*WORK TO BE COMPLETED*
Repeat everything in the material exactly.

_ _ _ _

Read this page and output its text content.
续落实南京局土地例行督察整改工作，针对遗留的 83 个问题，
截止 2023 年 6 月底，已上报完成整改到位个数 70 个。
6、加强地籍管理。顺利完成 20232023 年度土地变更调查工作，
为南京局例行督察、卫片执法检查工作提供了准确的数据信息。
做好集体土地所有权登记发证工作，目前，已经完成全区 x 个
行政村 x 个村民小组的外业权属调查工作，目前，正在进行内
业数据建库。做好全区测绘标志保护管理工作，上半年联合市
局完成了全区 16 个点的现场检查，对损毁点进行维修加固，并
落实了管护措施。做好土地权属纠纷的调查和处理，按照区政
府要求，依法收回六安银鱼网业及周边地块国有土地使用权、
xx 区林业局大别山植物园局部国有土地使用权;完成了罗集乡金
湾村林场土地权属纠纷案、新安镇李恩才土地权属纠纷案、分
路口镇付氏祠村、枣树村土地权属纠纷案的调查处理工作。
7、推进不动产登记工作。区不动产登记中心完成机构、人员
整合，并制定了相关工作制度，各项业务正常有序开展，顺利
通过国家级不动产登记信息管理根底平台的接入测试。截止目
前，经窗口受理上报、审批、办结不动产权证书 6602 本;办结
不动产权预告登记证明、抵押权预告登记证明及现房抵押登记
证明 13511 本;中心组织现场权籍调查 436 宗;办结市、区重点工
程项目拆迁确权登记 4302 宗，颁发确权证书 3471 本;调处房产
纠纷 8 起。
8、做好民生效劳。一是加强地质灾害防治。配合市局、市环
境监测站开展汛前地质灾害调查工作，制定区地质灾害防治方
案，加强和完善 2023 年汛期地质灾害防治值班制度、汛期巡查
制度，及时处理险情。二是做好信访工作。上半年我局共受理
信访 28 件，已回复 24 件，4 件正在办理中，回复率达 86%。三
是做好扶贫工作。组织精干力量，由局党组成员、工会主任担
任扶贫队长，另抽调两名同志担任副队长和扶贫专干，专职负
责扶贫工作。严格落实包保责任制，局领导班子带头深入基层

_ _ _ _

*FINISHED ANSWER*
Read this page and output its text content.
续落实南京局土地例行督察整改工作，针对遗留的 83 个问题，
截止 2023 年 6 月底，已上报完成整改到位个数 70 个。
6、加强地籍管理。顺利完成 20232023 年度土地变更调查工作，
为南京局例行督察、卫片执法检查工作提供了准确的数据信息。
做好集体土地所有权登记发证工作，目前，已经完成全区 x 个
行政村 x 个村民小组的外业权属调查工作，目前，正在进行内
业数据建库。做好全区测绘标志保护管理工作，上半年联合市
局完成了全区 16 个点的现场检查，对损毁点进行维修加固，并
落实了管护措施。做好土地权属纠纷的调查和处理，按照区政
府要求，依法收回六安银鱼网业及周边地块国有土地使用权、
xx 区林业局大别山植物园局部国有土地使用权;完成了罗集乡金
湾村林场土地权属纠纷案、新安镇李恩才土地权属纠纷案、分
路口镇付氏祠村、枣树村土地权属纠纷案的调查处理工作。
7、推进不动产登记工作。区不动产登记中心完成机构、人员
整合，并制定了相关工作制度，各项业务正常有序开展，顺利
通过国家级不动产登记信息管理根底平台的接入测试。截止目
前，经窗口受理上报、审批、办结不动产权证书 6602 本;办结
不动产权预告登记证明、抵押权预告登记证明及现房抵押登记
证明 13511 本;中心组织现场权籍调查 436 宗;办结市、区重点工
程项目拆迁确权登记 4302 宗，颁发确权证书 3471 本;调处房产
纠纷 8 起。
8、做好民生效劳。一是加强地质灾害防治。配合市局、市环
境监测站开展汛前地质灾害调查工作，制定区地质灾害防治方
案，加强和完善 2023 年汛期地质灾害防治值班制度、汛期巡查
制度，及时处理险情。二是做好信访工作。上半年我局共受理
信访 28 件，已回复 24 件，4 件正在办理中，回复率达 86%。三
是做好扶贫工作。组织精干力量，由局党组成员、工会主任担
任扶贫队长，另抽调两名同志担任副队长和扶贫专干，专职负
责扶贫工作。严格落实包保责任制，局领导班子带头深入基层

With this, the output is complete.